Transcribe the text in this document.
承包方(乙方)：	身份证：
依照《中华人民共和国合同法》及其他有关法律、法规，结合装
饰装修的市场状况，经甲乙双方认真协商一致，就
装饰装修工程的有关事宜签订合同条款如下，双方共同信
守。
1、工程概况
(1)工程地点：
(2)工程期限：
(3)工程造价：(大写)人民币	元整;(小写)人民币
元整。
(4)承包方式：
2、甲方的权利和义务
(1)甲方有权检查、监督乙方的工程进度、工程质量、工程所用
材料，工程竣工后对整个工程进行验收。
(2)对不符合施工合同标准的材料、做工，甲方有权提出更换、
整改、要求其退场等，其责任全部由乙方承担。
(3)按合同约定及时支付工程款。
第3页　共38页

• **Objective**: Repeat every line of the data, exactly and in full.

• **Task solution**:
Transcribe the text in this document.
承包方(乙方)：	身份证：
依照《中华人民共和国合同法》及其他有关法律、法规，结合装
饰装修的市场状况，经甲乙双方认真协商一致，就
装饰装修工程的有关事宜签订合同条款如下，双方共同信
守。
1、工程概况
(1)工程地点：
(2)工程期限：
(3)工程造价：(大写)人民币	元整;(小写)人民币
元整。
(4)承包方式：
2、甲方的权利和义务
(1)甲方有权检查、监督乙方的工程进度、工程质量、工程所用
材料，工程竣工后对整个工程进行验收。
(2)对不符合施工合同标准的材料、做工，甲方有权提出更换、
整改、要求其退场等，其责任全部由乙方承担。
(3)按合同约定及时支付工程款。
第3页　共38页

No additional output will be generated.